_Records_.
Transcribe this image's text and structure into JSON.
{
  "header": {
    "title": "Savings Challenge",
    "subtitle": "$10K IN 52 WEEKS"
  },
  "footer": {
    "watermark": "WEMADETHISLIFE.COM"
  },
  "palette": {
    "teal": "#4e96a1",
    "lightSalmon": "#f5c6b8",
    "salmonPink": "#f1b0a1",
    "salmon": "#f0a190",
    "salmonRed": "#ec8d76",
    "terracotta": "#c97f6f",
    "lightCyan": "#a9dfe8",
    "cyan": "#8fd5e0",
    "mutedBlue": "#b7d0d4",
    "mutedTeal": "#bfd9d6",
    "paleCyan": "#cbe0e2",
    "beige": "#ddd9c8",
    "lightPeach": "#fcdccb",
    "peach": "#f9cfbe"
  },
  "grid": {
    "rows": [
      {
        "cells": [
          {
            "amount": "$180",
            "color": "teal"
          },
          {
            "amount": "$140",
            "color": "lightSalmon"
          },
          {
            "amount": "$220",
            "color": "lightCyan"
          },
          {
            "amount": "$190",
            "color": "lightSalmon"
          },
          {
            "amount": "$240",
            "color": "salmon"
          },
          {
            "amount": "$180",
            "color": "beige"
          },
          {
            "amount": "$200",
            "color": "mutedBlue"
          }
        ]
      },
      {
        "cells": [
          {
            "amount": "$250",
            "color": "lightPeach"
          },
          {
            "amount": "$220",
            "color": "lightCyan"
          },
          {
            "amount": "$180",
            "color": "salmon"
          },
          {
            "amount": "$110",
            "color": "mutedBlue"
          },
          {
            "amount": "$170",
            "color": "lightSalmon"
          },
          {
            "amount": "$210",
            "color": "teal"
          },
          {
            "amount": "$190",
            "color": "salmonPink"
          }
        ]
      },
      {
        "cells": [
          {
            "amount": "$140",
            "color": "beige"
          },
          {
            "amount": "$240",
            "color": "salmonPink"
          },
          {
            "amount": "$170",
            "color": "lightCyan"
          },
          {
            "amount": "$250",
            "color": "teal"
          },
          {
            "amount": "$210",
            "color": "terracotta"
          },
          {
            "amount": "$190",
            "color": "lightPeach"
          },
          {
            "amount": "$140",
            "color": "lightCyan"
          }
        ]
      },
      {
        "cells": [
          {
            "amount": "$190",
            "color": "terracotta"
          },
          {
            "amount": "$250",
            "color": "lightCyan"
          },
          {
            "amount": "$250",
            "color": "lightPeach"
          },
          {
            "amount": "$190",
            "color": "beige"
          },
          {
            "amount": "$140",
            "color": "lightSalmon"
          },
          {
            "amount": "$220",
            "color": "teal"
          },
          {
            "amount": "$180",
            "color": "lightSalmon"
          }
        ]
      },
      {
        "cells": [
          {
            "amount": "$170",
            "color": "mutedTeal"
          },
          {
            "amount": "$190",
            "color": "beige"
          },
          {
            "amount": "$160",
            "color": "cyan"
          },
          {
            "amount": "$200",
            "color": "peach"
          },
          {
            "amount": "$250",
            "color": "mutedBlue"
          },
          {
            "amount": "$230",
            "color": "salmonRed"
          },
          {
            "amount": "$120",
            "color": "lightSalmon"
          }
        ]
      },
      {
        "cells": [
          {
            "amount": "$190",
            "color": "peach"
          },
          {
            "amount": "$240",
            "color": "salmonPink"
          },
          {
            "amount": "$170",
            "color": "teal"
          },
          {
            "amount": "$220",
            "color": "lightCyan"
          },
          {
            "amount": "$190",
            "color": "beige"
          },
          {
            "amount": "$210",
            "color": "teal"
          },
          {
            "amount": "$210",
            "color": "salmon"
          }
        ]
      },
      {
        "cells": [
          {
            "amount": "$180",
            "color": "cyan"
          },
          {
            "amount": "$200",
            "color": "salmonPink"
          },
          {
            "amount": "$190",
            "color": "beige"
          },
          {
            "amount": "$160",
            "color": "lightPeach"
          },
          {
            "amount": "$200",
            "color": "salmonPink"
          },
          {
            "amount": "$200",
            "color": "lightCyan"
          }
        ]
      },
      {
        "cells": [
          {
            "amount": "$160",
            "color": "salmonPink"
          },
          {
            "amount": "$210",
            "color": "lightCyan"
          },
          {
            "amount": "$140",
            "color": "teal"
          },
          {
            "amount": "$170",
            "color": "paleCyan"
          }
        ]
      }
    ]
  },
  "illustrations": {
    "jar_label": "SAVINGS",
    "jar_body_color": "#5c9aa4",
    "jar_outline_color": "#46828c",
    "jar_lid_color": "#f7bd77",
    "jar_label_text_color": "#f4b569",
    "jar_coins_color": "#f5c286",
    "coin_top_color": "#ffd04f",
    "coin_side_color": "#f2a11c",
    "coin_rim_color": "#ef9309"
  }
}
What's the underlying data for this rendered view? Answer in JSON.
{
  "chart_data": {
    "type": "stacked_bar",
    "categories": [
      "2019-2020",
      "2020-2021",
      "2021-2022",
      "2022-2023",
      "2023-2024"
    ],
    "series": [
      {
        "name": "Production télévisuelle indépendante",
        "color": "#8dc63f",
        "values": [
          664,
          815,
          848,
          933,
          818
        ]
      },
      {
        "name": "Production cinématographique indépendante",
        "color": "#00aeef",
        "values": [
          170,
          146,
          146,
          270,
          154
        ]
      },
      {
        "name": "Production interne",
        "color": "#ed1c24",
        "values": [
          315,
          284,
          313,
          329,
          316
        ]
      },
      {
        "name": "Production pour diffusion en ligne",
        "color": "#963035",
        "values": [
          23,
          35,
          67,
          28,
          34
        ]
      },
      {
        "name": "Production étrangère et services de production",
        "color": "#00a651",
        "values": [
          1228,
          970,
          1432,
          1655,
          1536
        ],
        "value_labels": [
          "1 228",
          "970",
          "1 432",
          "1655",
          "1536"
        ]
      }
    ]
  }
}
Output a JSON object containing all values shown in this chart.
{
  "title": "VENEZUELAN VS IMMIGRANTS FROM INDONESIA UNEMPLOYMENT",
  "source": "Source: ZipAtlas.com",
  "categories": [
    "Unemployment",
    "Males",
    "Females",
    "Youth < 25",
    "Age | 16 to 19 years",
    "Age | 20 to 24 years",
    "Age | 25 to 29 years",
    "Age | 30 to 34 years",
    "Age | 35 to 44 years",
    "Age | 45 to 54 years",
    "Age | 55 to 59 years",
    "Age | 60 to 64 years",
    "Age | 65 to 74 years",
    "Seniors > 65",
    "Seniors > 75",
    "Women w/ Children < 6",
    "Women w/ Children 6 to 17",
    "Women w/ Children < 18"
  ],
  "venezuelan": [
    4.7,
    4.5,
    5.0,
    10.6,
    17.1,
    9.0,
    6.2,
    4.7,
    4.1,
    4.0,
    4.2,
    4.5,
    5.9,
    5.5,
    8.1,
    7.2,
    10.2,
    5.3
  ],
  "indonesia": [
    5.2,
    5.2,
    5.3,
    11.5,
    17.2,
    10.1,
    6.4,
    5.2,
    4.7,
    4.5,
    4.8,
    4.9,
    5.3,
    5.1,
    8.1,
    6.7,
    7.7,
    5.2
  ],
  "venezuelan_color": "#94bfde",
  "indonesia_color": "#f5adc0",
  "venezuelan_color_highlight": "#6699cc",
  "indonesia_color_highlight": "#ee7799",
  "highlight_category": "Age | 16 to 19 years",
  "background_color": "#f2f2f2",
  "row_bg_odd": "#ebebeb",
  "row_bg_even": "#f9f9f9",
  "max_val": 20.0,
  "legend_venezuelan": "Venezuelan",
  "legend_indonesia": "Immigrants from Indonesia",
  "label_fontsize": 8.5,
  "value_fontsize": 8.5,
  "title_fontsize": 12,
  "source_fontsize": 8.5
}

_Problem requirements_. The records above are to be repeated exactly, in their entirety.

_Written response_.
Transcribe this image's text and structure into JSON.
{
  "header": {
    "title": "Savings Challenge",
    "subtitle": "$10K IN 52 WEEKS"
  },
  "footer": {
    "watermark": "WEMADETHISLIFE.COM"
  },
  "palette": {
    "teal": "#4e96a1",
    "lightSalmon": "#f5c6b8",
    "salmonPink": "#f1b0a1",
    "salmon": "#f0a190",
    "salmonRed": "#ec8d76",
    "terracotta": "#c97f6f",
    "lightCyan": "#a9dfe8",
    "cyan": "#8fd5e0",
    "mutedBlue": "#b7d0d4",
    "mutedTeal": "#bfd9d6",
    "paleCyan": "#cbe0e2",
    "beige": "#ddd9c8",
    "lightPeach": "#fcdccb",
    "peach": "#f9cfbe"
  },
  "grid": {
    "rows": [
      {
        "cells": [
          {
            "amount": "$180",
            "color": "teal"
          },
          {
            "amount": "$140",
            "color": "lightSalmon"
          },
          {
            "amount": "$220",
            "color": "lightCyan"
          },
          {
            "amount": "$190",
            "color": "lightSalmon"
          },
          {
            "amount": "$240",
            "color": "salmon"
          },
          {
            "amount": "$180",
            "color": "beige"
          },
          {
            "amount": "$200",
            "color": "mutedBlue"
          }
        ]
      },
      {
        "cells": [
          {
            "amount": "$250",
            "color": "lightPeach"
          },
          {
            "amount": "$220",
            "color": "lightCyan"
          },
          {
            "amount": "$180",
            "color": "salmon"
          },
          {
            "amount": "$110",
            "color": "mutedBlue"
          },
          {
            "amount": "$170",
            "color": "lightSalmon"
          },
          {
            "amount": "$210",
            "color": "teal"
          },
          {
            "amount": "$190",
            "color": "salmonPink"
          }
        ]
      },
      {
        "cells": [
          {
            "amount": "$140",
            "color": "beige"
          },
          {
            "amount": "$240",
            "color": "salmonPink"
          },
          {
            "amount": "$170",
            "color": "lightCyan"
          },
          {
            "amount": "$250",
            "color": "teal"
          },
          {
            "amount": "$210",
            "color": "terracotta"
          },
          {
            "amount": "$190",
            "color": "lightPeach"
          },
          {
            "amount": "$140",
            "color": "lightCyan"
          }
        ]
      },
      {
        "cells": [
          {
            "amount": "$190",
            "color": "terracotta"
          },
          {
            "amount": "$250",
            "color": "lightCyan"
          },
          {
            "amount": "$250",
            "color": "lightPeach"
          },
          {
            "amount": "$190",
            "color": "beige"
          },
          {
            "amount": "$140",
            "color": "lightSalmon"
          },
          {
            "amount": "$220",
            "color": "teal"
          },
          {
            "amount": "$180",
            "color": "lightSalmon"
          }
        ]
      },
      {
        "cells": [
          {
            "amount": "$170",
            "color": "mutedTeal"
          },
          {
            "amount": "$190",
            "color": "beige"
          },
          {
            "amount": "$160",
            "color": "cyan"
          },
          {
            "amount": "$200",
            "color": "peach"
          },
          {
            "amount": "$250",
            "color": "mutedBlue"
          },
          {
            "amount": "$230",
            "color": "salmonRed"
          },
          {
            "amount": "$120",
            "color": "lightSalmon"
          }
        ]
      },
      {
        "cells": [
          {
            "amount": "$190",
            "color": "peach"
          },
          {
            "amount": "$240",
            "color": "salmonPink"
          },
          {
            "amount": "$170",
            "color": "teal"
          },
          {
            "amount": "$220",
            "color": "lightCyan"
          },
          {
            "amount": "$190",
            "color": "beige"
          },
          {
            "amount": "$210",
            "color": "teal"
          },
          {
            "amount": "$210",
            "color": "salmon"
          }
        ]
      },
      {
        "cells": [
          {
            "amount": "$180",
            "color": "cyan"
          },
          {
            "amount": "$200",
            "color": "salmonPink"
          },
          {
            "amount": "$190",
            "color": "beige"
          },
          {
            "amount": "$160",
            "color": "lightPeach"
          },
          {
            "amount": "$200",
            "color": "salmonPink"
          },
          {
            "amount": "$200",
            "color": "lightCyan"
          }
        ]
      },
      {
        "cells": [
          {
            "amount": "$160",
            "color": "salmonPink"
          },
          {
            "amount": "$210",
            "color": "lightCyan"
          },
          {
            "amount": "$140",
            "color": "teal"
          },
          {
            "amount": "$170",
            "color": "paleCyan"
          }
        ]
      }
    ]
  },
  "illustrations": {
    "jar_label": "SAVINGS",
    "jar_body_color": "#5c9aa4",
    "jar_outline_color": "#46828c",
    "jar_lid_color": "#f7bd77",
    "jar_label_text_color": "#f4b569",
    "jar_coins_color": "#f5c286",
    "coin_top_color": "#ffd04f",
    "coin_side_color": "#f2a11c",
    "coin_rim_color": "#ef9309"
  }
}
What's the underlying data for this rendered view? Answer in JSON.
{
  "chart_data": {
    "type": "stacked_bar",
    "categories": [
      "2019-2020",
      "2020-2021",
      "2021-2022",
      "2022-2023",
      "2023-2024"
    ],
    "series": [
      {
        "name": "Production télévisuelle indépendante",
        "color": "#8dc63f",
        "values": [
          664,
          815,
          848,
          933,
          818
        ]
      },
      {
        "name": "Production cinématographique indépendante",
        "color": "#00aeef",
        "values": [
          170,
          146,
          146,
          270,
          154
        ]
      },
      {
        "name": "Production interne",
        "color": "#ed1c24",
        "values": [
          315,
          284,
          313,
          329,
          316
        ]
      },
      {
        "name": "Production pour diffusion en ligne",
        "color": "#963035",
        "values": [
          23,
          35,
          67,
          28,
          34
        ]
      },
      {
        "name": "Production étrangère et services de production",
        "color": "#00a651",
        "values": [
          1228,
          970,
          1432,
          1655,
          1536
        ],
        "value_labels": [
          "1 228",
          "970",
          "1 432",
          "1655",
          "1536"
        ]
      }
    ]
  }
}
Output a JSON object containing all values shown in this chart.
{
  "title": "VENEZUELAN VS IMMIGRANTS FROM INDONESIA UNEMPLOYMENT",
  "source": "Source: ZipAtlas.com",
  "categories": [
    "Unemployment",
    "Males",
    "Females",
    "Youth < 25",
    "Age | 16 to 19 years",
    "Age | 20 to 24 years",
    "Age | 25 to 29 years",
    "Age | 30 to 34 years",
    "Age | 35 to 44 years",
    "Age | 45 to 54 years",
    "Age | 55 to 59 years",
    "Age | 60 to 64 years",
    "Age | 65 to 74 years",
    "Seniors > 65",
    "Seniors > 75",
    "Women w/ Children < 6",
    "Women w/ Children 6 to 17",
    "Women w/ Children < 18"
  ],
  "venezuelan": [
    4.7,
    4.5,
    5.0,
    10.6,
    17.1,
    9.0,
    6.2,
    4.7,
    4.1,
    4.0,
    4.2,
    4.5,
    5.9,
    5.5,
    8.1,
    7.2,
    10.2,
    5.3
  ],
  "indonesia": [
    5.2,
    5.2,
    5.3,
    11.5,
    17.2,
    10.1,
    6.4,
    5.2,
    4.7,
    4.5,
    4.8,
    4.9,
    5.3,
    5.1,
    8.1,
    6.7,
    7.7,
    5.2
  ],
  "venezuelan_color": "#94bfde",
  "indonesia_color": "#f5adc0",
  "venezuelan_color_highlight": "#6699cc",
  "indonesia_color_highlight": "#ee7799",
  "highlight_category": "Age | 16 to 19 years",
  "background_color": "#f2f2f2",
  "row_bg_odd": "#ebebeb",
  "row_bg_even": "#f9f9f9",
  "max_val": 20.0,
  "legend_venezuelan": "Venezuelan",
  "legend_indonesia": "Immigrants from Indonesia",
  "label_fontsize": 8.5,
  "value_fontsize": 8.5,
  "title_fontsize": 12,
  "source_fontsize": 8.5
}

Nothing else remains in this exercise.